(AVAILABLE DATA):
****************
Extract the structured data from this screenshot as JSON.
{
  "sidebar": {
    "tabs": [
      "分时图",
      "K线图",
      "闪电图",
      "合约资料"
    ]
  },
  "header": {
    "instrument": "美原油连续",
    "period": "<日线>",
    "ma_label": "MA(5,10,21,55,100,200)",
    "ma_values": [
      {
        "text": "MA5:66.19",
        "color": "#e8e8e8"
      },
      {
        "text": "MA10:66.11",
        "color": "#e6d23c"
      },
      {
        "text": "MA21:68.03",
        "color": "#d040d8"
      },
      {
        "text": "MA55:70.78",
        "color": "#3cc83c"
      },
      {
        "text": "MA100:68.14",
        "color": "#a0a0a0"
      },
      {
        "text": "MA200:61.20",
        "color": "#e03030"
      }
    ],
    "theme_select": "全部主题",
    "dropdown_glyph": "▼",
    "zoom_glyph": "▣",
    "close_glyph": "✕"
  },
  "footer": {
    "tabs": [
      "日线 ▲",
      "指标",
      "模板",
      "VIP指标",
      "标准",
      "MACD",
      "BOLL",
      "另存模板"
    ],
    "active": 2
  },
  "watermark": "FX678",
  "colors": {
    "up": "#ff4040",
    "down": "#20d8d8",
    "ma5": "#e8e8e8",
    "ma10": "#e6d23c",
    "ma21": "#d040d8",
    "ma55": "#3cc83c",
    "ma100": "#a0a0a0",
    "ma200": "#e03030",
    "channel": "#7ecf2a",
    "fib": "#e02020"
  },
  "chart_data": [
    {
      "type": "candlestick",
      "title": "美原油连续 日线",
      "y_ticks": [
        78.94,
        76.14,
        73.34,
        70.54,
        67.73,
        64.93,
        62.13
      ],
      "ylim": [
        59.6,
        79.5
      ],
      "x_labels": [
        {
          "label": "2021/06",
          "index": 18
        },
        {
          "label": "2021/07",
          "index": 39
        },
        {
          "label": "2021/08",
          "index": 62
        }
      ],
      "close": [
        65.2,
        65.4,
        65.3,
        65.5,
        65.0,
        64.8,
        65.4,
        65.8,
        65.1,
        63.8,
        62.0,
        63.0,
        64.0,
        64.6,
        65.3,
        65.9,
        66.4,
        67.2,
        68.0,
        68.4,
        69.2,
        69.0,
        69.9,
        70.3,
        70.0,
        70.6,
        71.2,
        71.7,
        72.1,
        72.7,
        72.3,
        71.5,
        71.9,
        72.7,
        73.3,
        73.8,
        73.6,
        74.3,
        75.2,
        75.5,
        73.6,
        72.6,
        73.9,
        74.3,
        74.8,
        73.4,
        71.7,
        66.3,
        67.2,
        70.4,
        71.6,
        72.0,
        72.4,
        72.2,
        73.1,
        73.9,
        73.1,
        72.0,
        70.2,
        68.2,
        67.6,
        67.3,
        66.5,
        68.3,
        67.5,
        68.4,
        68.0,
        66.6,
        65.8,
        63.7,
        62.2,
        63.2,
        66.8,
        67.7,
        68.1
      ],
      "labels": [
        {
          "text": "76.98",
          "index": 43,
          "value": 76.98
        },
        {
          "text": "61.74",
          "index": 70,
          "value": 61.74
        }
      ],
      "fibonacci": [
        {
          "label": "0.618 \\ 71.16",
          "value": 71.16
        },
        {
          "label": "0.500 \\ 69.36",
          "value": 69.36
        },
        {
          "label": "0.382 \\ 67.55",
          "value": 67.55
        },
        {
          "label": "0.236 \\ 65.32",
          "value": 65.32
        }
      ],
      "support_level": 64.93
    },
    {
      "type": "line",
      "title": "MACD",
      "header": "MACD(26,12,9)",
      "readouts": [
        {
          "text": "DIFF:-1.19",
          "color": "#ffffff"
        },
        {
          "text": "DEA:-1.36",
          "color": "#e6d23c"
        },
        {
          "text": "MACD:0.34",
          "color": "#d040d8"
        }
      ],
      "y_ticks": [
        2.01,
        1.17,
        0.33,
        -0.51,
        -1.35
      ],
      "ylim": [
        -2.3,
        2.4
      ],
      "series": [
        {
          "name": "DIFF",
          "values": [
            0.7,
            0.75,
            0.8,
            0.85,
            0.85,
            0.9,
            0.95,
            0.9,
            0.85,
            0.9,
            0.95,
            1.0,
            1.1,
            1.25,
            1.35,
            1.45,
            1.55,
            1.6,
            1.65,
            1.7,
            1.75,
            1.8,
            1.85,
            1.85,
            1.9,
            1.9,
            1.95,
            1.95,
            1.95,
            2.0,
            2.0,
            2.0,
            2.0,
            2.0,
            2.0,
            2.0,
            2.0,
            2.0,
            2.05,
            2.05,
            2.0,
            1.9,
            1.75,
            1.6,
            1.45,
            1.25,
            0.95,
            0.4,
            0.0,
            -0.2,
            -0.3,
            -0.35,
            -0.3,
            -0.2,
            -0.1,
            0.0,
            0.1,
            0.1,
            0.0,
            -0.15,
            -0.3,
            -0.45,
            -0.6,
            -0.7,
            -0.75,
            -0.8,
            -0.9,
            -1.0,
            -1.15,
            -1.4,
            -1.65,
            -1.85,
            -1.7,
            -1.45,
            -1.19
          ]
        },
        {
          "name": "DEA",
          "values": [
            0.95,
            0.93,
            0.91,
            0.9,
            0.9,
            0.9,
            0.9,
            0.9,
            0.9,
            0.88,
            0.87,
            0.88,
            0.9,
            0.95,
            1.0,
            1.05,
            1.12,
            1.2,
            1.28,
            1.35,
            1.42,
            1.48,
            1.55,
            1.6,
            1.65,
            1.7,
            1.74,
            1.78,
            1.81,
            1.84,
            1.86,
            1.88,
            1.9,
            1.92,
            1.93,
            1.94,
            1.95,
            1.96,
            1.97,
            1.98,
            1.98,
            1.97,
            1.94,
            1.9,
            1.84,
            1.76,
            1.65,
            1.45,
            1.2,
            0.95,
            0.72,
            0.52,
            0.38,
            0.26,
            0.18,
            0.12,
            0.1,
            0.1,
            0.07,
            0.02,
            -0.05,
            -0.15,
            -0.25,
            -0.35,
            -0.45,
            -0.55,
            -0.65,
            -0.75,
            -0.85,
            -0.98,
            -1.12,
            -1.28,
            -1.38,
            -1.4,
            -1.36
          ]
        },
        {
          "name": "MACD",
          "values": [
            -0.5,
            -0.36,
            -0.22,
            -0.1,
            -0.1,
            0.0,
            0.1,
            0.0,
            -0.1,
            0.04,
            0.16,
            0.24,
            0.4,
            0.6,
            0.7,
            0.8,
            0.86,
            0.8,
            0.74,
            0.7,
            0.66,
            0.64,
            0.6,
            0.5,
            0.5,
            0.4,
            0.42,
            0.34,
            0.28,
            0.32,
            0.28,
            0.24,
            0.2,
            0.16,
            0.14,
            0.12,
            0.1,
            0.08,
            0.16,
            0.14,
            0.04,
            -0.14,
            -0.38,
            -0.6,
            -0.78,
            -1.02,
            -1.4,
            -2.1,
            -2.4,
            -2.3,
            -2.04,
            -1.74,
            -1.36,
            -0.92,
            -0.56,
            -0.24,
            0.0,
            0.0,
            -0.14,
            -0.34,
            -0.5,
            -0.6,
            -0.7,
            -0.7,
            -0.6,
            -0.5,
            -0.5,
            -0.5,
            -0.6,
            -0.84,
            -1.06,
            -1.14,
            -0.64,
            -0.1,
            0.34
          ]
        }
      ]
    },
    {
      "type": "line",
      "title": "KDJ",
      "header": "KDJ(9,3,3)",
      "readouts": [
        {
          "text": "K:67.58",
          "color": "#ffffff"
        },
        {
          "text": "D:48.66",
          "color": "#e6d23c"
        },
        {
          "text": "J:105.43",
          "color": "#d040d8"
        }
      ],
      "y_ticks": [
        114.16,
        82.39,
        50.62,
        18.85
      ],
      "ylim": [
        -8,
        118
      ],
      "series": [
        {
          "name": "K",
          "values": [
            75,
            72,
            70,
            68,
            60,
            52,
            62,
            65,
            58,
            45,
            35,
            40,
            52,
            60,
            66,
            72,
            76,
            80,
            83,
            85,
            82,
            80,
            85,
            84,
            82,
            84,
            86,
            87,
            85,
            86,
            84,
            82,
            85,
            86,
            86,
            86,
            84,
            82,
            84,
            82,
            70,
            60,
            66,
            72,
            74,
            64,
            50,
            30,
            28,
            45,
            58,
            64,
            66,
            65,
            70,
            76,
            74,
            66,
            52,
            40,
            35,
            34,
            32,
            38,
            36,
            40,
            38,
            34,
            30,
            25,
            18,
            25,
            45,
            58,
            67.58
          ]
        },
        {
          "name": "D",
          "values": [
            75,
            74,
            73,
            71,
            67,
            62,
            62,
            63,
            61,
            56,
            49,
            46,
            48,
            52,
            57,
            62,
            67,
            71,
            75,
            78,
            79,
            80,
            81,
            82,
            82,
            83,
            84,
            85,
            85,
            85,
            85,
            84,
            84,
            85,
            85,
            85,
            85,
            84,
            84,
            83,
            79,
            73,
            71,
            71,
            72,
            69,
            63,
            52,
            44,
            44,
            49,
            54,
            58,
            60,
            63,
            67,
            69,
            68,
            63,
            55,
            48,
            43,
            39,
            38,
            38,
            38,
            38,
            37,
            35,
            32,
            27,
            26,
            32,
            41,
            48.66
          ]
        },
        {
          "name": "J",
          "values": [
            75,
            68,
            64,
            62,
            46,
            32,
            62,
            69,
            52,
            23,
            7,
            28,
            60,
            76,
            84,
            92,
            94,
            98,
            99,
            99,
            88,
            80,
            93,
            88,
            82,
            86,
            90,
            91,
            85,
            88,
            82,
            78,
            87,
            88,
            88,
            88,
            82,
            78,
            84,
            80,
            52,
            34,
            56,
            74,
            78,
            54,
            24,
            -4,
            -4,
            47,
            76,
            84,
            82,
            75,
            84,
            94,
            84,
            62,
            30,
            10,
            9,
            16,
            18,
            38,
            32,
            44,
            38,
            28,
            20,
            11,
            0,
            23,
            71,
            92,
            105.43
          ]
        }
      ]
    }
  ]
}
****************
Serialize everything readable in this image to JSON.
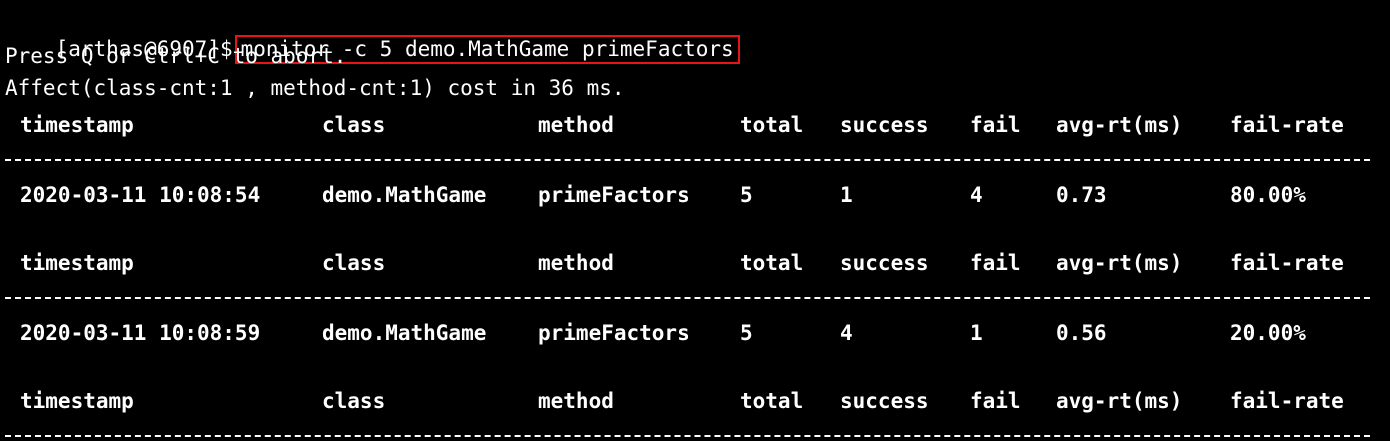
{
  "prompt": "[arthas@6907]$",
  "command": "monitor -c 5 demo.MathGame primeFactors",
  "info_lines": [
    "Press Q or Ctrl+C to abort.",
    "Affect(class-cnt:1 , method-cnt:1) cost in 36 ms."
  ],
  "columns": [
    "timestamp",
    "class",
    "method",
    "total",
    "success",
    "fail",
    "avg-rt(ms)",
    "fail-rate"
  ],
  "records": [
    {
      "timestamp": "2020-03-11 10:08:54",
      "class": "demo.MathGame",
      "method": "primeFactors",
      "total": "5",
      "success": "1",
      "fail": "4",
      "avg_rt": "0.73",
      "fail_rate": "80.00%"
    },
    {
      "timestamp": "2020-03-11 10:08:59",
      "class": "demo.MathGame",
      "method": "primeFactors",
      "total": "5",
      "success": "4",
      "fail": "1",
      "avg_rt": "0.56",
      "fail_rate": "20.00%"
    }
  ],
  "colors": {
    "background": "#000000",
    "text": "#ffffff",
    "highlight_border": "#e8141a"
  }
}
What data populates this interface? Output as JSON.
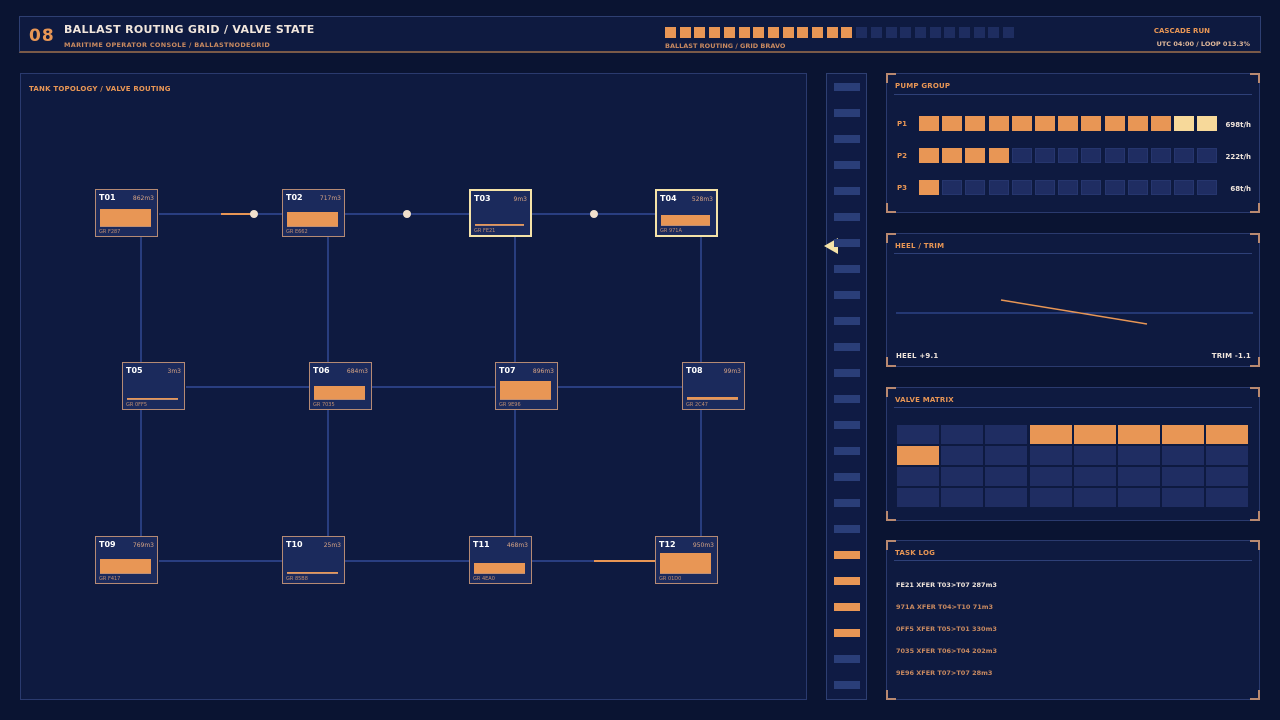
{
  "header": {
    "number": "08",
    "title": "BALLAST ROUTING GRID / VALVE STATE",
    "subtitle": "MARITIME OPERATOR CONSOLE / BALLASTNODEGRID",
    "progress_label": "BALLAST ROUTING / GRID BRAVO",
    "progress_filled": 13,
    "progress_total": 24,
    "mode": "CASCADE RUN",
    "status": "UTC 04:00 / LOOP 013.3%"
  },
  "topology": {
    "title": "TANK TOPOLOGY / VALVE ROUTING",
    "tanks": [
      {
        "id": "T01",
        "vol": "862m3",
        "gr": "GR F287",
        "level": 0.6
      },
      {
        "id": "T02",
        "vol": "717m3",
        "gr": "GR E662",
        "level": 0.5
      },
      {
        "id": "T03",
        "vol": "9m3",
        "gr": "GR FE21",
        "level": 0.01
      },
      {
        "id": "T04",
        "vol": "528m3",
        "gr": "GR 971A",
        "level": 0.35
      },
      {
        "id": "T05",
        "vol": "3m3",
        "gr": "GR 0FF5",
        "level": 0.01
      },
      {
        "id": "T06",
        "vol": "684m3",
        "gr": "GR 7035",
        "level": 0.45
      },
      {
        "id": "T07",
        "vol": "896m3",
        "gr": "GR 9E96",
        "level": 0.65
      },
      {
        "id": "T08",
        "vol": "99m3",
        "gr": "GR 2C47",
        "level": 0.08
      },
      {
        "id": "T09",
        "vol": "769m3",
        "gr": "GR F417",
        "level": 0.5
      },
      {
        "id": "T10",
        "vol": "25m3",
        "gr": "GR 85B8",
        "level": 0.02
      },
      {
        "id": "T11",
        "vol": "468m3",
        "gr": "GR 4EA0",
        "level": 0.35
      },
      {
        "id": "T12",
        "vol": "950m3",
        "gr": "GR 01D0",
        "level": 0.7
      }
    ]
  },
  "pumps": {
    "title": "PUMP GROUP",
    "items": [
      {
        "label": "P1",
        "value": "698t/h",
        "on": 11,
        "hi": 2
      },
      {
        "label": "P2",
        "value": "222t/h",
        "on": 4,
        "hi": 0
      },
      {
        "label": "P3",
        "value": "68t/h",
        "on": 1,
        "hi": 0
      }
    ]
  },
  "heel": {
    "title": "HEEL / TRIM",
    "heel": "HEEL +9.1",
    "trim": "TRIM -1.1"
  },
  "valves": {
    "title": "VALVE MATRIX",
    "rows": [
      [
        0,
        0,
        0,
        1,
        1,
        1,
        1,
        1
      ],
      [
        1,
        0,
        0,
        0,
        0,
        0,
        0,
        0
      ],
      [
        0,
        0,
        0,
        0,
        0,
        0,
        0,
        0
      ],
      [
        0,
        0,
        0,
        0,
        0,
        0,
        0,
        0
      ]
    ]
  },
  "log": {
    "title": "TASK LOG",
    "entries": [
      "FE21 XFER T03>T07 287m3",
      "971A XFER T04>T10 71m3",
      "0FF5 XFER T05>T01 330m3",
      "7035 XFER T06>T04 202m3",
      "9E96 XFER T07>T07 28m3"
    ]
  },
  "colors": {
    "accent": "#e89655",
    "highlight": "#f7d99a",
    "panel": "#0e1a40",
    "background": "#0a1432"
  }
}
****************
(INSTRUCTIONS FOR THE TASK):
For each line of the listing that holds the word "timestamp", show that line.

(TASK RESULT):
    "timestamp",
      "timestamp": "2020-03-11 10:08:54",
      "timestamp": "2020-03-11 10:08:59",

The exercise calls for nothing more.